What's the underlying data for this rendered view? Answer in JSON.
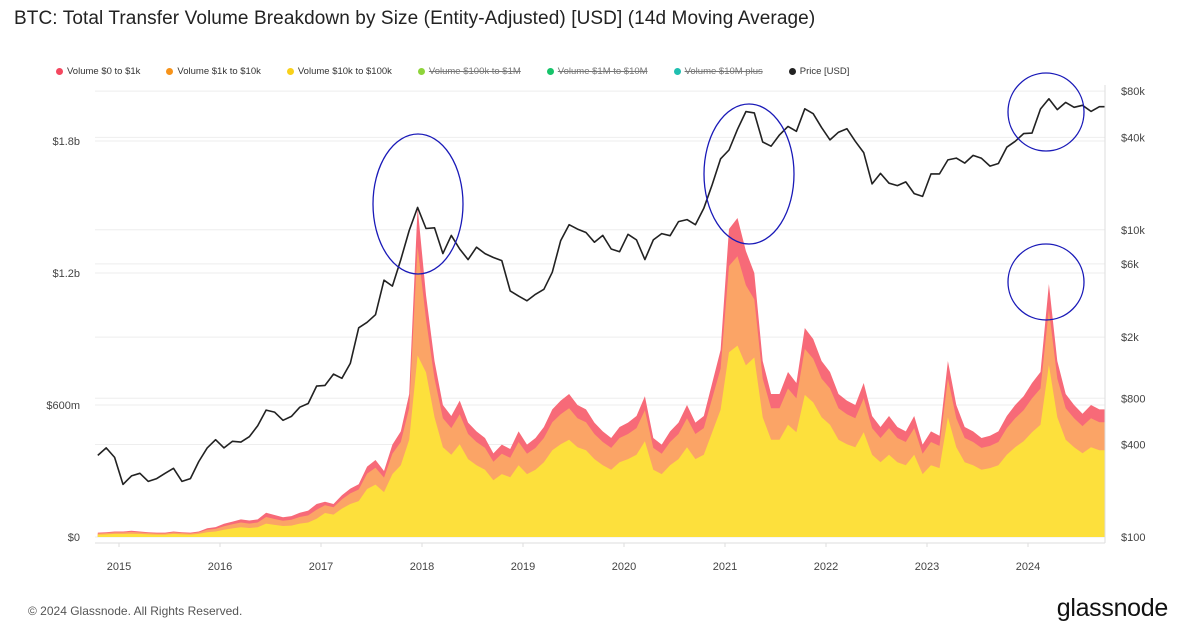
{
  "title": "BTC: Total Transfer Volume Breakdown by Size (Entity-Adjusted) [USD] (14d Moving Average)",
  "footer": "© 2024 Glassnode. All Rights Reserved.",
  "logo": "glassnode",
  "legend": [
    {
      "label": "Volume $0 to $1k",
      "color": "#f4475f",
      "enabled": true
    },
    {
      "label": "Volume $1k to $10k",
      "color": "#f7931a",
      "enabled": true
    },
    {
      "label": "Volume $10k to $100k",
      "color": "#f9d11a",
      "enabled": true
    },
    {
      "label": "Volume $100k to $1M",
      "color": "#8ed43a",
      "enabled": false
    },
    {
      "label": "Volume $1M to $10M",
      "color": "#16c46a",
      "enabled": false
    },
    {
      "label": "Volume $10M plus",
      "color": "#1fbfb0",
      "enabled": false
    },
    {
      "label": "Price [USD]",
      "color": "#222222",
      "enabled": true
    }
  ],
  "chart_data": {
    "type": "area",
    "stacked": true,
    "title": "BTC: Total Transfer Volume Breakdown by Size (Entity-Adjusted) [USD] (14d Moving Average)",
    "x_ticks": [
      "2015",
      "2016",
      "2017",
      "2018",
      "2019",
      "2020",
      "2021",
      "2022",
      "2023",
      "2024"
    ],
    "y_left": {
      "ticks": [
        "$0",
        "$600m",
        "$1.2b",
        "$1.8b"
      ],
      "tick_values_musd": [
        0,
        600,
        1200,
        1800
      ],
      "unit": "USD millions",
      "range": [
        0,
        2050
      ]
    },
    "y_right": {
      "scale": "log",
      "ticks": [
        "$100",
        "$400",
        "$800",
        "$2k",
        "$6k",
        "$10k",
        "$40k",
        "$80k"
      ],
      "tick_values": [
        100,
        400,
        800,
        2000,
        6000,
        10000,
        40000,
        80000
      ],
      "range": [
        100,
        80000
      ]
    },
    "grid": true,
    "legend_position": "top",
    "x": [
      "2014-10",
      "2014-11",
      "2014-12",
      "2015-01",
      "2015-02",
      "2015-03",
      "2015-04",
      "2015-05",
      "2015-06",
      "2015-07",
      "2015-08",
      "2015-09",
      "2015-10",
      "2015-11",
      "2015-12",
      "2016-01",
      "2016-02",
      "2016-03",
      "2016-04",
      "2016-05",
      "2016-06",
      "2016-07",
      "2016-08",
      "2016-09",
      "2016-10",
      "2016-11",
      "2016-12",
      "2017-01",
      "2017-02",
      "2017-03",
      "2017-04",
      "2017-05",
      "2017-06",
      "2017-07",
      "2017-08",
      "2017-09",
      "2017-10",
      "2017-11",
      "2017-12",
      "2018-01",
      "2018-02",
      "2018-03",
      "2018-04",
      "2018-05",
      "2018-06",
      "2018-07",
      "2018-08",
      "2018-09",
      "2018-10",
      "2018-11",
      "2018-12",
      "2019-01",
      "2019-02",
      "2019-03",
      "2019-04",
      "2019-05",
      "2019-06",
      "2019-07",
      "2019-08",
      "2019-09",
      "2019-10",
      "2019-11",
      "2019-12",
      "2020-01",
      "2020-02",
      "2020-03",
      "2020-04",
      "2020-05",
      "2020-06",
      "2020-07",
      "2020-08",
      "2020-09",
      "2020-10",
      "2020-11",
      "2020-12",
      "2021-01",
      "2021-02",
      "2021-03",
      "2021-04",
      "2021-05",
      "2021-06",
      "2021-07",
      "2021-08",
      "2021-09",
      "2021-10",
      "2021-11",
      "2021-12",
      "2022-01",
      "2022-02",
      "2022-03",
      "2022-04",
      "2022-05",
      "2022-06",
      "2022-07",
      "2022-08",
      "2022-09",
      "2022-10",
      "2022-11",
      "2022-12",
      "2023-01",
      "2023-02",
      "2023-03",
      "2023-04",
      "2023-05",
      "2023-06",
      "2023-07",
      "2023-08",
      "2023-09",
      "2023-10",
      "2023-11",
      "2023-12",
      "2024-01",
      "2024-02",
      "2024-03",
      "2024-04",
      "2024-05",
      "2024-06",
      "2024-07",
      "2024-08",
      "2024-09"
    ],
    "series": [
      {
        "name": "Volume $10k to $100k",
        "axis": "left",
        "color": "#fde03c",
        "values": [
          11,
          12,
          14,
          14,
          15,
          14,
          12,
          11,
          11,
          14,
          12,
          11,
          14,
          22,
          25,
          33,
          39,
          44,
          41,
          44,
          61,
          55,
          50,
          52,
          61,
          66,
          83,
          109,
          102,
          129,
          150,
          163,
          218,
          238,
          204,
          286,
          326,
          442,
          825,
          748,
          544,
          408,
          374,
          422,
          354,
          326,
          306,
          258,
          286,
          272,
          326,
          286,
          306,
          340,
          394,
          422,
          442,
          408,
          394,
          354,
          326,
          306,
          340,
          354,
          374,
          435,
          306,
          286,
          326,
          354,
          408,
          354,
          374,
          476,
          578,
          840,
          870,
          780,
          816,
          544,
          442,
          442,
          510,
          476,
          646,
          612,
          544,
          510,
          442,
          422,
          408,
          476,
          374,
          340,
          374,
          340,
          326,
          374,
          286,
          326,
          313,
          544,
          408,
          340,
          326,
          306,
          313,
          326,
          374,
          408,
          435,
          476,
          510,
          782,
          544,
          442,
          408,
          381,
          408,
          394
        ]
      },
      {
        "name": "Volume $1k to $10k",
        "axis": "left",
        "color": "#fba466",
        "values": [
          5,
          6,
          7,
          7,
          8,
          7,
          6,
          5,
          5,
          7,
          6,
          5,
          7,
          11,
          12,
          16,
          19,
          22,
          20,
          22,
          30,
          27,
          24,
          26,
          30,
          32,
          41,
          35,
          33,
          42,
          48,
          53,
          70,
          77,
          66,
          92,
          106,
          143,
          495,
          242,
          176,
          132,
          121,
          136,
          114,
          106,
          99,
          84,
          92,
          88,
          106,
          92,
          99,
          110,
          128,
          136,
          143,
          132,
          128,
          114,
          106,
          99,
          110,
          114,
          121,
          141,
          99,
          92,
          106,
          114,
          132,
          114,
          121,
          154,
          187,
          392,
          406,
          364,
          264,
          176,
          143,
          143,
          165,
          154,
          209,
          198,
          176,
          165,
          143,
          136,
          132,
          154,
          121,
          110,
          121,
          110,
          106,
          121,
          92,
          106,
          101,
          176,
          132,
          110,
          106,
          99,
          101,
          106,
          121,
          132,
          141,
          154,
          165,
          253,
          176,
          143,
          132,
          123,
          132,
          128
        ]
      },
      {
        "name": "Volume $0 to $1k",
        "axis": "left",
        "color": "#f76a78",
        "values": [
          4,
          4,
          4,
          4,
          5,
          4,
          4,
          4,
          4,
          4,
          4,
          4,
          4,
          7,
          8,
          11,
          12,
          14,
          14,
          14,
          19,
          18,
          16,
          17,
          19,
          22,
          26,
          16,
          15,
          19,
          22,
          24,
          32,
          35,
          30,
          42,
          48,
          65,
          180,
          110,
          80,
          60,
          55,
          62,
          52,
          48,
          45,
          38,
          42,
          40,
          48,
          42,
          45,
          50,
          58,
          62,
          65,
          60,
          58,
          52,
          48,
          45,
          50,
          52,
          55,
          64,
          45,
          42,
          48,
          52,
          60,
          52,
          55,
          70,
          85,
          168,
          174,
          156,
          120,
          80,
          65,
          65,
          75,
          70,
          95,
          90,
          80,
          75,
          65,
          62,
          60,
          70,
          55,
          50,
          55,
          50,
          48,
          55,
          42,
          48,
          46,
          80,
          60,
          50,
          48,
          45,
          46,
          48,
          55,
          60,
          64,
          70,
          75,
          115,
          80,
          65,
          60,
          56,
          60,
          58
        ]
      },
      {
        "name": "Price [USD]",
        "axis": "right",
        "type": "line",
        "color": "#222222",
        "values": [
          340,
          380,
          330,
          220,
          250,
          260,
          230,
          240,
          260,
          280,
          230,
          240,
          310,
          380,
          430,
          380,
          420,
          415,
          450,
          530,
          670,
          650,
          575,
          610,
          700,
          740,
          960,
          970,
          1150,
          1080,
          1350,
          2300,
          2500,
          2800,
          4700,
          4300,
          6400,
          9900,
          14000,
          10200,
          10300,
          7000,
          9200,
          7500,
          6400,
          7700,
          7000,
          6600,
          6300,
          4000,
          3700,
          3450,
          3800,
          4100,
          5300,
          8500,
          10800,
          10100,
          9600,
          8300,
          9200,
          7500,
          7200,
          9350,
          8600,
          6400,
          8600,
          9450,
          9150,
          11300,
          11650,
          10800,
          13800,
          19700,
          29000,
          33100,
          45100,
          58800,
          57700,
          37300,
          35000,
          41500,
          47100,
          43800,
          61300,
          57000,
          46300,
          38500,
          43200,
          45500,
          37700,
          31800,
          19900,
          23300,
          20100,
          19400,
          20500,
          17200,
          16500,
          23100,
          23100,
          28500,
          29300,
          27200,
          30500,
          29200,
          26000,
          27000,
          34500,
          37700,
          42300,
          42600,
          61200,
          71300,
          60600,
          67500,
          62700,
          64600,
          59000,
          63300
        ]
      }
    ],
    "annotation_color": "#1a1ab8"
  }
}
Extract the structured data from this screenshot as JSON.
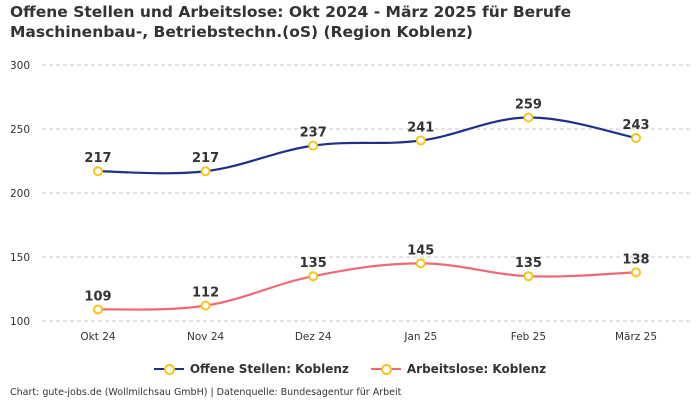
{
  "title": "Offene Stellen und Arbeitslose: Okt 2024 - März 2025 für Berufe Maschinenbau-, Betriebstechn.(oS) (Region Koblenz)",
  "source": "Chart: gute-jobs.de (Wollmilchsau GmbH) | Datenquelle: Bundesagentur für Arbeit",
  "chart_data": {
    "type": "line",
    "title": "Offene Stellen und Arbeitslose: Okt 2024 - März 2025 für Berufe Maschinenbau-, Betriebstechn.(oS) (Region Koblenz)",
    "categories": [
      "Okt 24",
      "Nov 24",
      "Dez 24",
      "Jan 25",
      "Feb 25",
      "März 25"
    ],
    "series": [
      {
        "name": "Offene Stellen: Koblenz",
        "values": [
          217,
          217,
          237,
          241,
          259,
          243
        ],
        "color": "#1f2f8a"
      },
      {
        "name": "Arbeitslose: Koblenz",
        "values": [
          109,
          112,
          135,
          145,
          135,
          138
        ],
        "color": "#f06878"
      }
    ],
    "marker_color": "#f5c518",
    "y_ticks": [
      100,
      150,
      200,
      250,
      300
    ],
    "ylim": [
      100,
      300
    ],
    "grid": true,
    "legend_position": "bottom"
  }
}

PROBLEM STATEMENT -> Each line that has the word "Adjusted" counts once. How many such lines are in the data? Give the number alone.

TASK RESPONSE -> 2